··· Supplied records

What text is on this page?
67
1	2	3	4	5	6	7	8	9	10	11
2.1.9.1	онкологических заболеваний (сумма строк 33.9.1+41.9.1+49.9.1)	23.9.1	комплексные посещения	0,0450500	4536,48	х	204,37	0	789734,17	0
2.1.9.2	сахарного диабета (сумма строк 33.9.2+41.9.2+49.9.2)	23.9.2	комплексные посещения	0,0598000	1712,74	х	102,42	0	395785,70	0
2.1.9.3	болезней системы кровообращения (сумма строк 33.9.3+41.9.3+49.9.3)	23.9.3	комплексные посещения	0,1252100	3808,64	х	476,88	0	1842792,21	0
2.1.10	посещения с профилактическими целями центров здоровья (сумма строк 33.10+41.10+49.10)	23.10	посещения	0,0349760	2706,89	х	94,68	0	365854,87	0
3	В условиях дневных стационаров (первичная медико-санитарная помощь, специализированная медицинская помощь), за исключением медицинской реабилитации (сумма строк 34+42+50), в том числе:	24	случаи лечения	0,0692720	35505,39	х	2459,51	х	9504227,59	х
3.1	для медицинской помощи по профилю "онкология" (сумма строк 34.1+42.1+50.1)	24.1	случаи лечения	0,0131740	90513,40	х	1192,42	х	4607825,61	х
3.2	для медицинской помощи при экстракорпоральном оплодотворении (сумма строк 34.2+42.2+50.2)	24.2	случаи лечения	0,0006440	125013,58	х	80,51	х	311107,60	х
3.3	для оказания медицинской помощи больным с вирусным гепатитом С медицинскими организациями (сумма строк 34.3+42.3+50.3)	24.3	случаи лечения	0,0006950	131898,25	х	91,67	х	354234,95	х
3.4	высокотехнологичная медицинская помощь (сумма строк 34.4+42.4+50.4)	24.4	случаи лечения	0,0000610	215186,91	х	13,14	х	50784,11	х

······

Quote all the records exactly, please, leaving none out.

Response to this task —
What text is on this page?
67
1	2	3	4	5	6	7	8	9	10	11
2.1.9.1	онкологических заболеваний (сумма строк 33.9.1+41.9.1+49.9.1)	23.9.1	комплексные посещения	0,0450500	4536,48	х	204,37	0	789734,17	0
2.1.9.2	сахарного диабета (сумма строк 33.9.2+41.9.2+49.9.2)	23.9.2	комплексные посещения	0,0598000	1712,74	х	102,42	0	395785,70	0
2.1.9.3	болезней системы кровообращения (сумма строк 33.9.3+41.9.3+49.9.3)	23.9.3	комплексные посещения	0,1252100	3808,64	х	476,88	0	1842792,21	0
2.1.10	посещения с профилактическими целями центров здоровья (сумма строк 33.10+41.10+49.10)	23.10	посещения	0,0349760	2706,89	х	94,68	0	365854,87	0
3	В условиях дневных стационаров (первичная медико-санитарная помощь, специализированная медицинская помощь), за исключением медицинской реабилитации (сумма строк 34+42+50), в том числе:	24	случаи лечения	0,0692720	35505,39	х	2459,51	х	9504227,59	х
3.1	для медицинской помощи по профилю "онкология" (сумма строк 34.1+42.1+50.1)	24.1	случаи лечения	0,0131740	90513,40	х	1192,42	х	4607825,61	х
3.2	для медицинской помощи при экстракорпоральном оплодотворении (сумма строк 34.2+42.2+50.2)	24.2	случаи лечения	0,0006440	125013,58	х	80,51	х	311107,60	х
3.3	для оказания медицинской помощи больным с вирусным гепатитом С медицинскими организациями (сумма строк 34.3+42.3+50.3)	24.3	случаи лечения	0,0006950	131898,25	х	91,67	х	354234,95	х
3.4	высокотехнологичная медицинская помощь (сумма строк 34.4+42.4+50.4)	24.4	случаи лечения	0,0000610	215186,91	х	13,14	х	50784,11	х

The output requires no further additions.